* [INSTRUCTIONS FOR THE TASK]: Find the word "Thursday" in the data. Return every line where it appears.

╔══

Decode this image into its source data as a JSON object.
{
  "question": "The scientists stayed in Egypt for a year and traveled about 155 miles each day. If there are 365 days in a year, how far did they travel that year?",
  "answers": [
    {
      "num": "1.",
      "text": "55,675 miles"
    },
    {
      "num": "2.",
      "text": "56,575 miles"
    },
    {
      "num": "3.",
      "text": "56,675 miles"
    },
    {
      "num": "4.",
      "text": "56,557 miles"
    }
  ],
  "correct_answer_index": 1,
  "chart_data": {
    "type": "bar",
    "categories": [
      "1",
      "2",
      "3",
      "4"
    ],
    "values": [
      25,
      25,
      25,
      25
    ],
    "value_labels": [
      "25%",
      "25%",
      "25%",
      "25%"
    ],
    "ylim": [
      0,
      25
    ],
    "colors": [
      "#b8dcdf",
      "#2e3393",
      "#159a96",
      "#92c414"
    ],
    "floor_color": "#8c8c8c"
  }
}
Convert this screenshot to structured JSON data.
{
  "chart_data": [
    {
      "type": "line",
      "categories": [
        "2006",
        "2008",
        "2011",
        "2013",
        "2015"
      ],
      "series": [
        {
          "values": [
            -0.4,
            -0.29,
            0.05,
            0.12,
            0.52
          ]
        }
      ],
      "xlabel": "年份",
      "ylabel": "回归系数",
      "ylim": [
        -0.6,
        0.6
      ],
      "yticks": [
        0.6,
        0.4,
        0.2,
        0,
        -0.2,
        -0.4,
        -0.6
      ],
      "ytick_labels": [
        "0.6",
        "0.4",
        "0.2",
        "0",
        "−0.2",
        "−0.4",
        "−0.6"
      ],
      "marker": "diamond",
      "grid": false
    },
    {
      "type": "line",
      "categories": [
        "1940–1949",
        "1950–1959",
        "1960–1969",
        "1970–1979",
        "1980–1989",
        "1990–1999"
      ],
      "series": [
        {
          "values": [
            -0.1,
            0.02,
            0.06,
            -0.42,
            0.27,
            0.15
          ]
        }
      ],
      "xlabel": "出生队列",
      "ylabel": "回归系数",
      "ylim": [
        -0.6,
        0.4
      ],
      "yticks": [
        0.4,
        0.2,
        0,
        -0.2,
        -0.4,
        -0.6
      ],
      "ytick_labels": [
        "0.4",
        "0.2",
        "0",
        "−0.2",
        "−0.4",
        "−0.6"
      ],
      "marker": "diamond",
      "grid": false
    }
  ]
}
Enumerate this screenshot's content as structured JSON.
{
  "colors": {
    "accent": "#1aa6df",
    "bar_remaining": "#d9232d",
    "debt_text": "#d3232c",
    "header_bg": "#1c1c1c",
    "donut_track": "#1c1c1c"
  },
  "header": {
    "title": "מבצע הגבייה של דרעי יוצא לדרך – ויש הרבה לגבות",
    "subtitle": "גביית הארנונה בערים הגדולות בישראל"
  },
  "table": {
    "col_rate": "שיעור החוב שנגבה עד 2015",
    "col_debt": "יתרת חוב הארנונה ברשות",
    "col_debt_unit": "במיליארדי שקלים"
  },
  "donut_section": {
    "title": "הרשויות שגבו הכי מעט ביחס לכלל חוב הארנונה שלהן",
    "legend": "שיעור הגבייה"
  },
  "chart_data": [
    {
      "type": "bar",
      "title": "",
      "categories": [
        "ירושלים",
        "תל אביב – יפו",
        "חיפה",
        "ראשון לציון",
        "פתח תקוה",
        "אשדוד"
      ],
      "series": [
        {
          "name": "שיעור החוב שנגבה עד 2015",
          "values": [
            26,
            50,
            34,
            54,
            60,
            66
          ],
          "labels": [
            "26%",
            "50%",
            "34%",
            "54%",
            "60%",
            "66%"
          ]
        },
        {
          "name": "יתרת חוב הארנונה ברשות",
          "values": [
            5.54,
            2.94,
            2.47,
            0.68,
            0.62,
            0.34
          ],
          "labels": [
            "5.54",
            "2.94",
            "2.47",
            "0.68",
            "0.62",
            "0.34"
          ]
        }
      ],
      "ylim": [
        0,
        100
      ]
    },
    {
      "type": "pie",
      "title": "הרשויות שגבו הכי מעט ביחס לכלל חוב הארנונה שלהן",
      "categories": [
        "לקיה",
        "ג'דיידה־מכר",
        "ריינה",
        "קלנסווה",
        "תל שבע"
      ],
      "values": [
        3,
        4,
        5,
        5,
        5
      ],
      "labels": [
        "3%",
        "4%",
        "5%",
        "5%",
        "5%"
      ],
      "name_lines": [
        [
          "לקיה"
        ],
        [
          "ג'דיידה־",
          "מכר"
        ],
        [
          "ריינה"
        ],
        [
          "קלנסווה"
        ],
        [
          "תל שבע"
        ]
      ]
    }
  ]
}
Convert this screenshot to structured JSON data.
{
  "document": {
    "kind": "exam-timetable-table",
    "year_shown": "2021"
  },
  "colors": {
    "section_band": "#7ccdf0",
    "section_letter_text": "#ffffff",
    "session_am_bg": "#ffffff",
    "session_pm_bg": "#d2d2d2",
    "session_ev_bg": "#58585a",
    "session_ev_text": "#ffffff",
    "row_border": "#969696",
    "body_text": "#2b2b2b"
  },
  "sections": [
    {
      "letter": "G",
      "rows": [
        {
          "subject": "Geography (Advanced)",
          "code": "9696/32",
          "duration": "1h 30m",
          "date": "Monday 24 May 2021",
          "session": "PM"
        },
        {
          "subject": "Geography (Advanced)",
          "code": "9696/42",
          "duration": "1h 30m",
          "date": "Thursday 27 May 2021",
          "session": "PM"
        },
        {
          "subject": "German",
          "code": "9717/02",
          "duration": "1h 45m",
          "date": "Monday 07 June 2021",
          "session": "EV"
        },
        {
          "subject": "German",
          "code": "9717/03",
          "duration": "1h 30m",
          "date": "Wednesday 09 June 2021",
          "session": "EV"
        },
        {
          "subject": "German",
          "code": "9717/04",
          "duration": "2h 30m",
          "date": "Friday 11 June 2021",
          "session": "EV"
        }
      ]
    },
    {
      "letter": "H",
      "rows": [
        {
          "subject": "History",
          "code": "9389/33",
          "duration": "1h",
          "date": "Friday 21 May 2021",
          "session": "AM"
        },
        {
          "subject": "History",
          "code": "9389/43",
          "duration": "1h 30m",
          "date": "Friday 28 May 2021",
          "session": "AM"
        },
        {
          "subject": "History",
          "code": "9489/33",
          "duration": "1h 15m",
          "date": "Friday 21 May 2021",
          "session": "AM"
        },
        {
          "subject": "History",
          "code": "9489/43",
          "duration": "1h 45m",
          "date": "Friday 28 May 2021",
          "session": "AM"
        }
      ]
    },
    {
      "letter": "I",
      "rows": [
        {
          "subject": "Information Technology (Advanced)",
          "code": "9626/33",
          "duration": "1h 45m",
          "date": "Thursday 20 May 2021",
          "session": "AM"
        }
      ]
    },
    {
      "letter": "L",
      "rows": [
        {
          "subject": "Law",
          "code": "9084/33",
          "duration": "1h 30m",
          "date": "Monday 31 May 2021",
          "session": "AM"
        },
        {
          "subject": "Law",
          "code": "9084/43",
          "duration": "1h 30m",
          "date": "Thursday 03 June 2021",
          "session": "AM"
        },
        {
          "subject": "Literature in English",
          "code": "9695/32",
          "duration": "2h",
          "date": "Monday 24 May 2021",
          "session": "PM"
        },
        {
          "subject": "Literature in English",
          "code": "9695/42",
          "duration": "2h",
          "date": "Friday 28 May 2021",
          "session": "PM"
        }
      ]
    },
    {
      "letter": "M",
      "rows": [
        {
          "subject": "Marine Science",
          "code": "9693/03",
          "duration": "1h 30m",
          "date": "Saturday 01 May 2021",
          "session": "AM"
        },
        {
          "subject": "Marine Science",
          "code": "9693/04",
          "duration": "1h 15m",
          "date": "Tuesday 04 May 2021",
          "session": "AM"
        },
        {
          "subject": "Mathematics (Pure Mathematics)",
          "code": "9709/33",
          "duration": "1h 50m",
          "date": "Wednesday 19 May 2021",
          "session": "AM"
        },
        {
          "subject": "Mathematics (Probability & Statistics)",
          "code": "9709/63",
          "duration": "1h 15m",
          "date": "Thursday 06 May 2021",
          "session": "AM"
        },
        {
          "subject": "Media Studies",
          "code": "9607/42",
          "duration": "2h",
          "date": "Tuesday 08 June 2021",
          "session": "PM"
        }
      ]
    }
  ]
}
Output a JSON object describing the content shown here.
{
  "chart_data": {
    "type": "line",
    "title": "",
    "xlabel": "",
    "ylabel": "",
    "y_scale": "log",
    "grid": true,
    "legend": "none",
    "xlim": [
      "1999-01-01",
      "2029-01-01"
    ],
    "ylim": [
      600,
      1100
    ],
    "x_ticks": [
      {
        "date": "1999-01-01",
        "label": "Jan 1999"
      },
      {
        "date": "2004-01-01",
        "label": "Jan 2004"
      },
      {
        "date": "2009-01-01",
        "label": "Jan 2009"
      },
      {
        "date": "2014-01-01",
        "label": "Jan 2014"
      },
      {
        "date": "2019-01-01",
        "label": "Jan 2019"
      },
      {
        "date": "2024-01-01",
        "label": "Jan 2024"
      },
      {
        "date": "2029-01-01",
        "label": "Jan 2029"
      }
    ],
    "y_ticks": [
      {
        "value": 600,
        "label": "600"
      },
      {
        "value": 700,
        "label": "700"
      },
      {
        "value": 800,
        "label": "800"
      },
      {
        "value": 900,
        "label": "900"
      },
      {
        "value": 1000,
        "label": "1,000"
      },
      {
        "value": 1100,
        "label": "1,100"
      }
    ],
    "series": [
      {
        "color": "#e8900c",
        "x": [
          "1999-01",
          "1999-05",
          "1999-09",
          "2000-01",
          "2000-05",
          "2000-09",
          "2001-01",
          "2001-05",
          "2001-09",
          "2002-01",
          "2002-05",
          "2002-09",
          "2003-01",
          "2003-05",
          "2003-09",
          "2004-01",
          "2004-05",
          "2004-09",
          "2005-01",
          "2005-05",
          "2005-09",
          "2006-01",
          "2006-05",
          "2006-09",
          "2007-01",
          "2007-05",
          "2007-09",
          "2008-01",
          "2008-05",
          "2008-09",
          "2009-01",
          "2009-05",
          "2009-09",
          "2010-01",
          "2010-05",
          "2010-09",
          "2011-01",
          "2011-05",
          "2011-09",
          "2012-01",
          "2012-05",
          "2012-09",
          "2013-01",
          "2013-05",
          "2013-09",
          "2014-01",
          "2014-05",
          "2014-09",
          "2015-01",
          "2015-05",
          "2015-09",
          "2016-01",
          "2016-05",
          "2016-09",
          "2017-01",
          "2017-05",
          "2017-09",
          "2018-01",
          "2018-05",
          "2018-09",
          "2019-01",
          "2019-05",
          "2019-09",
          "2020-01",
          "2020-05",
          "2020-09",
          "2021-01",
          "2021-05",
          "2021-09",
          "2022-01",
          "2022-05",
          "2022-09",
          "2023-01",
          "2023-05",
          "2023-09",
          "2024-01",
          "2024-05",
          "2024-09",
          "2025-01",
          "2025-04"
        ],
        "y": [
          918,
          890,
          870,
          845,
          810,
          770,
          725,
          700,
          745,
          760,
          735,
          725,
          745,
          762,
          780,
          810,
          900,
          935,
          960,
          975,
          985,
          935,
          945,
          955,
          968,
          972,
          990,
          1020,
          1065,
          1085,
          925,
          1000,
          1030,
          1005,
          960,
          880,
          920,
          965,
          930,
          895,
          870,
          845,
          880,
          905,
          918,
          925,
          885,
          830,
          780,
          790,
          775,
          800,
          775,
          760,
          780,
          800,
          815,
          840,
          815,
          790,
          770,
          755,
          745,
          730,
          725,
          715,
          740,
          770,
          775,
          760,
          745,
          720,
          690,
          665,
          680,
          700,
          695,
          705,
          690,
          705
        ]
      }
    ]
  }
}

╚══

* [TASK RESULT]:
          "date": "Thursday 27 May 2021",
          "date": "Thursday 20 May 2021",
          "date": "Thursday 03 June 2021",
          "date": "Thursday 06 May 2021",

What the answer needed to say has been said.